[start]

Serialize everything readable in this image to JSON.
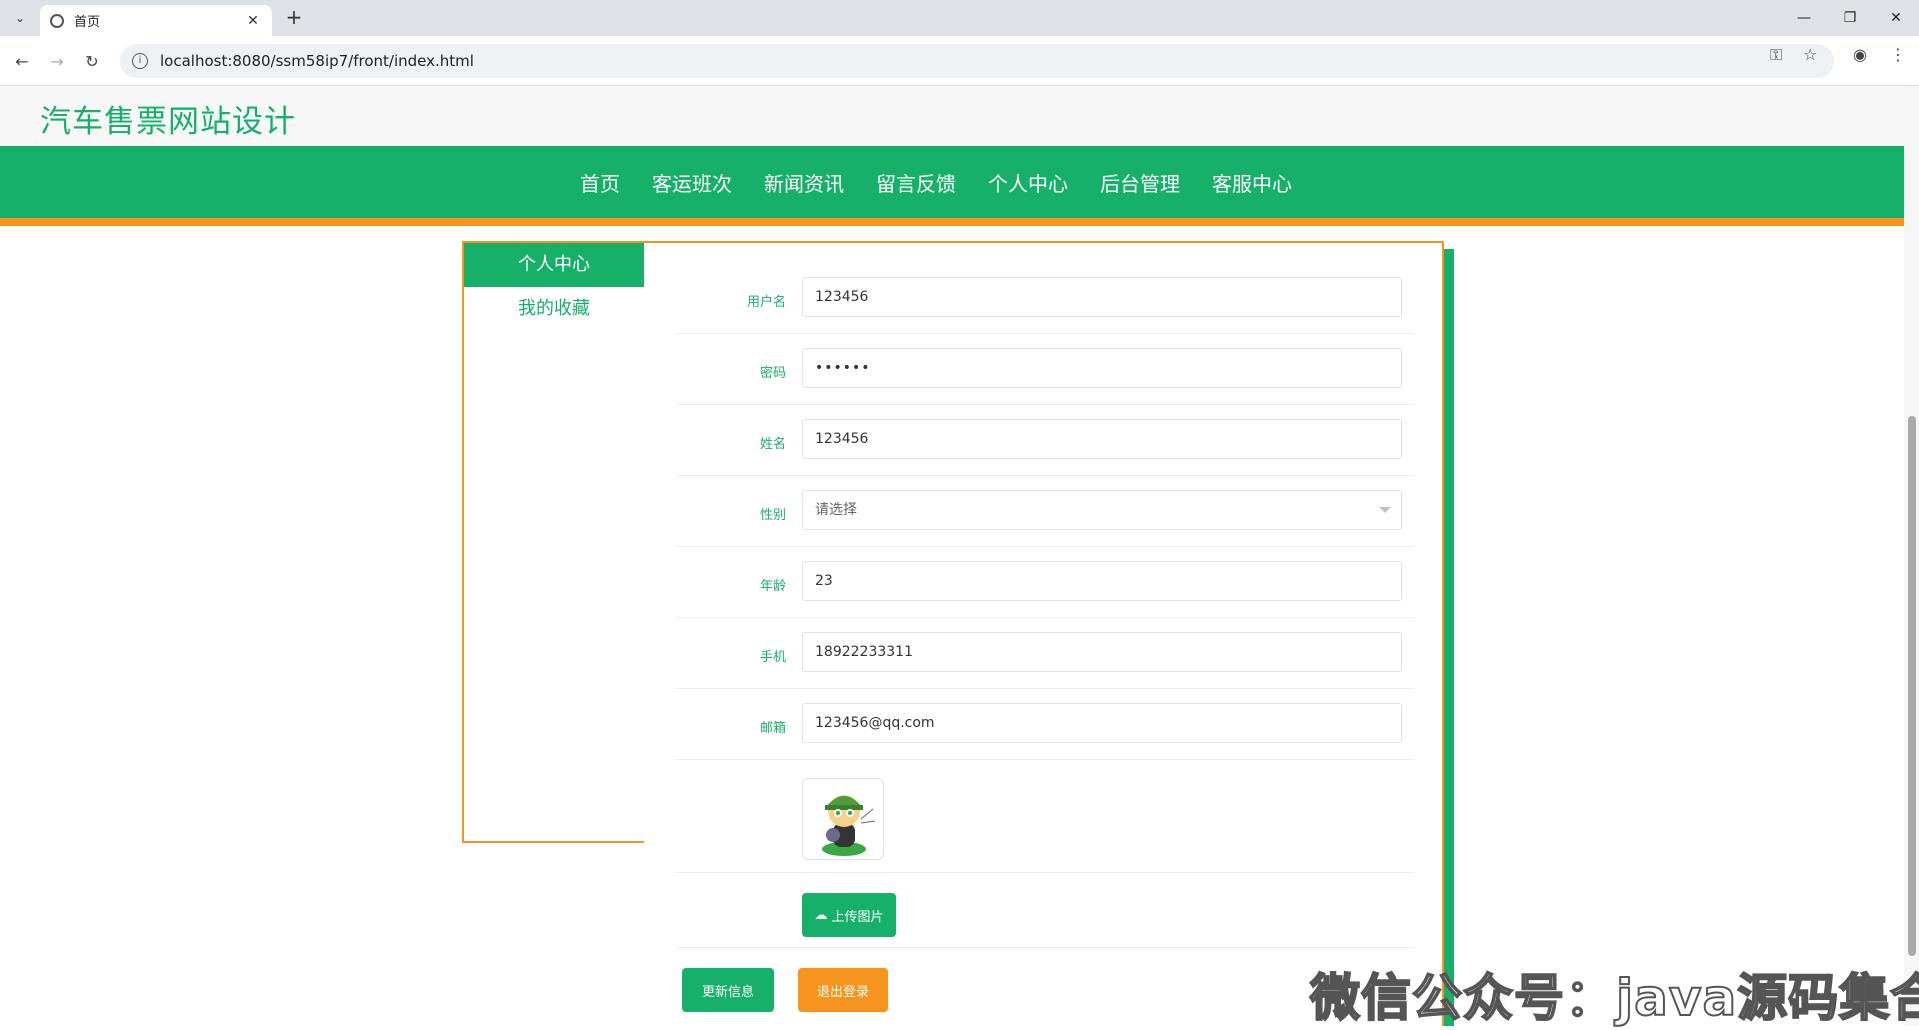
{
  "browser": {
    "tab_title": "首页",
    "url": "localhost:8080/ssm58ip7/front/index.html"
  },
  "site": {
    "title": "汽车售票网站设计"
  },
  "nav": {
    "items": [
      "首页",
      "客运班次",
      "新闻资讯",
      "留言反馈",
      "个人中心",
      "后台管理",
      "客服中心"
    ]
  },
  "sidebar": {
    "items": [
      {
        "label": "个人中心",
        "active": true
      },
      {
        "label": "我的收藏",
        "active": false
      }
    ]
  },
  "form": {
    "username": {
      "label": "用户名",
      "value": "123456"
    },
    "password": {
      "label": "密码",
      "value": "••••••"
    },
    "name": {
      "label": "姓名",
      "value": "123456"
    },
    "gender": {
      "label": "性别",
      "value": "请选择"
    },
    "age": {
      "label": "年龄",
      "value": "23"
    },
    "phone": {
      "label": "手机",
      "value": "18922233311"
    },
    "email": {
      "label": "邮箱",
      "value": "123456@qq.com"
    },
    "upload_label": "上传图片",
    "update_label": "更新信息",
    "logout_label": "退出登录"
  },
  "watermark": "微信公众号：java源码集合",
  "colors": {
    "primary": "#17b06b",
    "accent": "#f7941d"
  }
}
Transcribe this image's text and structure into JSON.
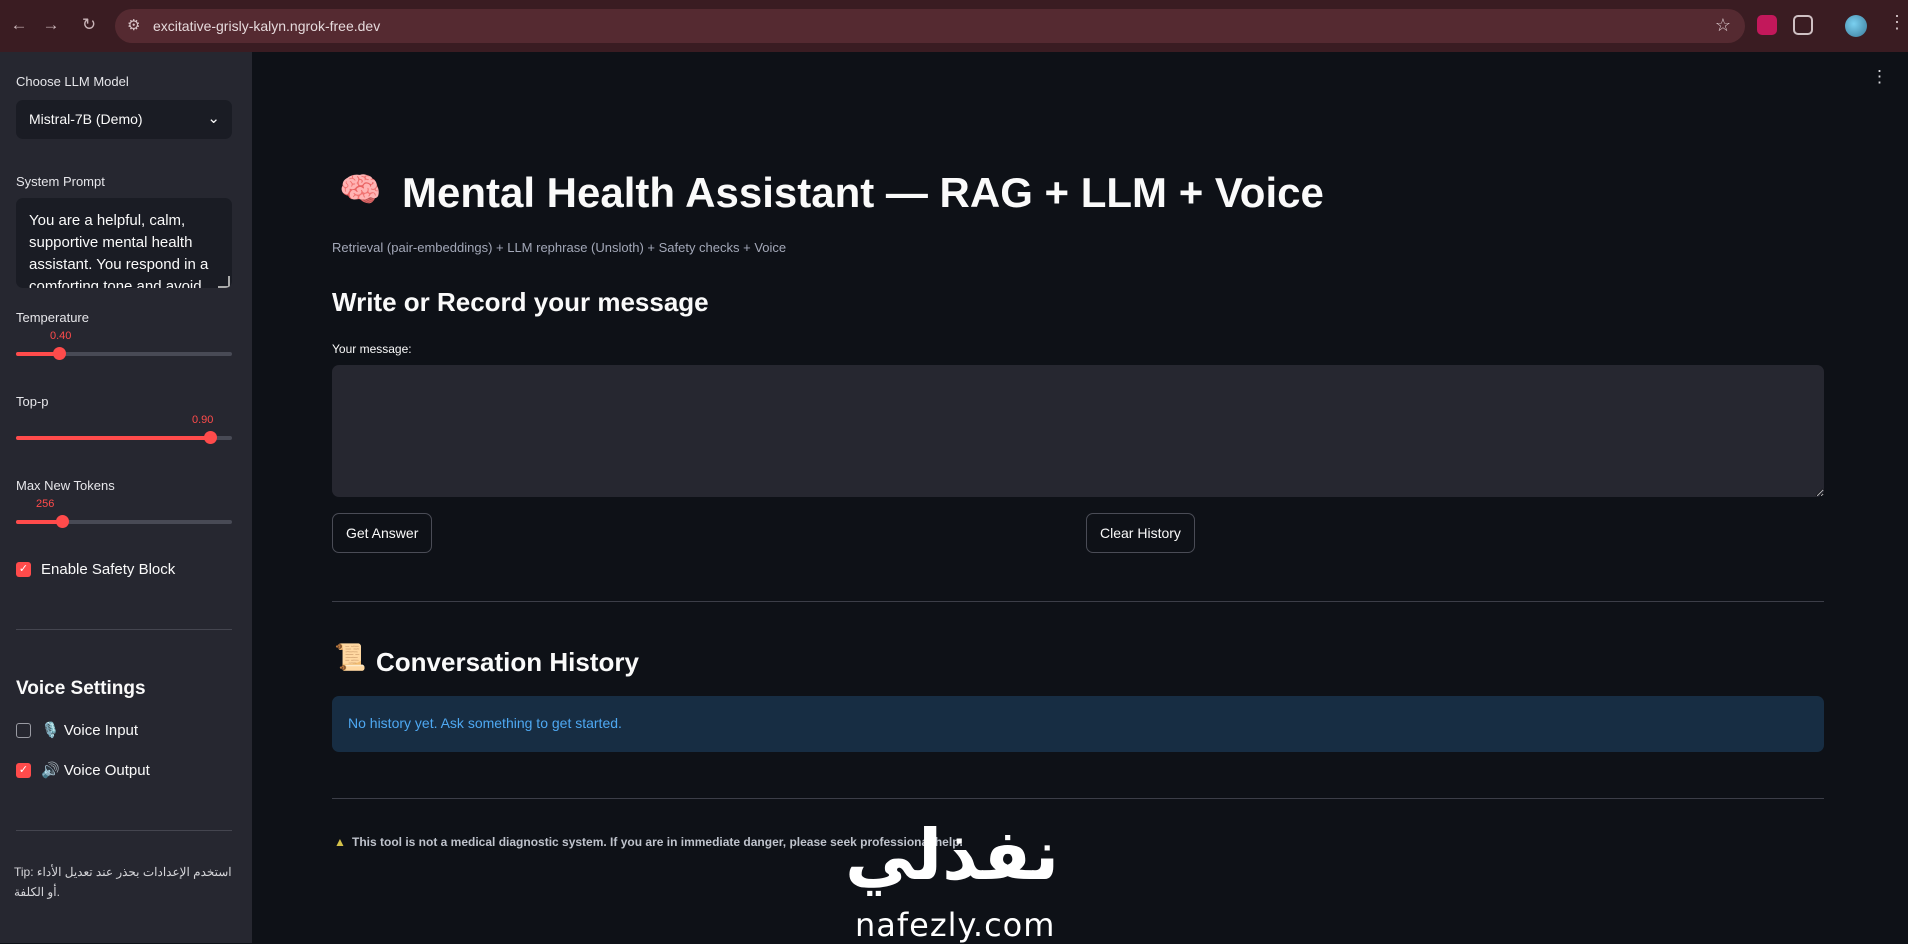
{
  "browser": {
    "url": "excitative-grisly-kalyn.ngrok-free.dev",
    "icons": [
      "back-icon",
      "forward-icon",
      "reload-icon",
      "site-settings-icon",
      "bookmark-star-icon",
      "extension-icon",
      "puzzle-icon",
      "profile-avatar",
      "menu-icon"
    ]
  },
  "sidebar": {
    "model_label": "Choose LLM Model",
    "model_value": "Mistral-7B (Demo)",
    "prompt_label": "System Prompt",
    "prompt_text": "You are a helpful, calm, supportive mental health assistant. You respond in a comforting tone and avoid",
    "temperature": {
      "label": "Temperature",
      "value_text": "0.40",
      "value": 0.4,
      "min": 0,
      "max": 2
    },
    "top_p": {
      "label": "Top-p",
      "value_text": "0.90",
      "value": 0.9,
      "min": 0,
      "max": 1
    },
    "max_tokens": {
      "label": "Max New Tokens",
      "value_text": "256",
      "value": 256,
      "min": 0,
      "max": 1200
    },
    "safety": {
      "label": "Enable Safety Block",
      "checked": true
    },
    "voice_heading": "Voice Settings",
    "voice_input": {
      "label": "🎙️ Voice Input",
      "checked": false
    },
    "voice_output": {
      "label": "🔊 Voice Output",
      "checked": true
    },
    "tip": "Tip: استخدم الإعدادات بحذر عند تعديل الأداء أو الكلفة."
  },
  "main": {
    "title_icon": "🧠",
    "title": "Mental Health Assistant — RAG + LLM + Voice",
    "subtitle": "Retrieval (pair-embeddings) + LLM rephrase (Unsloth) + Safety checks + Voice",
    "section_heading": "Write or Record your message",
    "message_label": "Your message:",
    "message_value": "",
    "get_answer": "Get Answer",
    "clear_history": "Clear History",
    "history_icon": "📜",
    "history_heading": "Conversation History",
    "history_empty": "No history yet. Ask something to get started.",
    "disclaimer": "This tool is not a medical diagnostic system. If you are in immediate danger, please seek professional help."
  },
  "watermark": {
    "arabic": "نفذلي",
    "latin": "nafezly.com"
  },
  "colors": {
    "accent": "#ff4b4b",
    "info_bg": "#172d43",
    "info_text": "#4ea8f2",
    "sidebar_bg": "#262730",
    "main_bg": "#0e1117"
  }
}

[end]

Quote every record above exactly, omitting any pictures they contain.

Serialize everything readable in this image to JSON.
{
  "browser": {
    "tab_title": "首页",
    "url": "localhost:8080/ssm58ip7/front/index.html"
  },
  "site": {
    "title": "汽车售票网站设计"
  },
  "nav": {
    "items": [
      "首页",
      "客运班次",
      "新闻资讯",
      "留言反馈",
      "个人中心",
      "后台管理",
      "客服中心"
    ]
  },
  "sidebar": {
    "items": [
      {
        "label": "个人中心",
        "active": true
      },
      {
        "label": "我的收藏",
        "active": false
      }
    ]
  },
  "form": {
    "username": {
      "label": "用户名",
      "value": "123456"
    },
    "password": {
      "label": "密码",
      "value": "••••••"
    },
    "name": {
      "label": "姓名",
      "value": "123456"
    },
    "gender": {
      "label": "性别",
      "value": "请选择"
    },
    "age": {
      "label": "年龄",
      "value": "23"
    },
    "phone": {
      "label": "手机",
      "value": "18922233311"
    },
    "email": {
      "label": "邮箱",
      "value": "123456@qq.com"
    },
    "upload_label": "上传图片",
    "update_label": "更新信息",
    "logout_label": "退出登录"
  },
  "watermark": "微信公众号：java源码集合",
  "colors": {
    "primary": "#17b06b",
    "accent": "#f7941d"
  }
}
Transcribe this image's text and structure into JSON.
{
  "browser": {
    "url": "excitative-grisly-kalyn.ngrok-free.dev",
    "icons": [
      "back-icon",
      "forward-icon",
      "reload-icon",
      "site-settings-icon",
      "bookmark-star-icon",
      "extension-icon",
      "puzzle-icon",
      "profile-avatar",
      "menu-icon"
    ]
  },
  "sidebar": {
    "model_label": "Choose LLM Model",
    "model_value": "Mistral-7B (Demo)",
    "prompt_label": "System Prompt",
    "prompt_text": "You are a helpful, calm, supportive mental health assistant. You respond in a comforting tone and avoid",
    "temperature": {
      "label": "Temperature",
      "value_text": "0.40",
      "value": 0.4,
      "min": 0,
      "max": 2
    },
    "top_p": {
      "label": "Top-p",
      "value_text": "0.90",
      "value": 0.9,
      "min": 0,
      "max": 1
    },
    "max_tokens": {
      "label": "Max New Tokens",
      "value_text": "256",
      "value": 256,
      "min": 0,
      "max": 1200
    },
    "safety": {
      "label": "Enable Safety Block",
      "checked": true
    },
    "voice_heading": "Voice Settings",
    "voice_input": {
      "label": "🎙️ Voice Input",
      "checked": false
    },
    "voice_output": {
      "label": "🔊 Voice Output",
      "checked": true
    },
    "tip": "Tip: استخدم الإعدادات بحذر عند تعديل الأداء أو الكلفة."
  },
  "main": {
    "title_icon": "🧠",
    "title": "Mental Health Assistant — RAG + LLM + Voice",
    "subtitle": "Retrieval (pair-embeddings) + LLM rephrase (Unsloth) + Safety checks + Voice",
    "section_heading": "Write or Record your message",
    "message_label": "Your message:",
    "message_value": "",
    "get_answer": "Get Answer",
    "clear_history": "Clear History",
    "history_icon": "📜",
    "history_heading": "Conversation History",
    "history_empty": "No history yet. Ask something to get started.",
    "disclaimer": "This tool is not a medical diagnostic system. If you are in immediate danger, please seek professional help."
  },
  "watermark": {
    "arabic": "نفذلي",
    "latin": "nafezly.com"
  },
  "colors": {
    "accent": "#ff4b4b",
    "info_bg": "#172d43",
    "info_text": "#4ea8f2",
    "sidebar_bg": "#262730",
    "main_bg": "#0e1117"
  }
}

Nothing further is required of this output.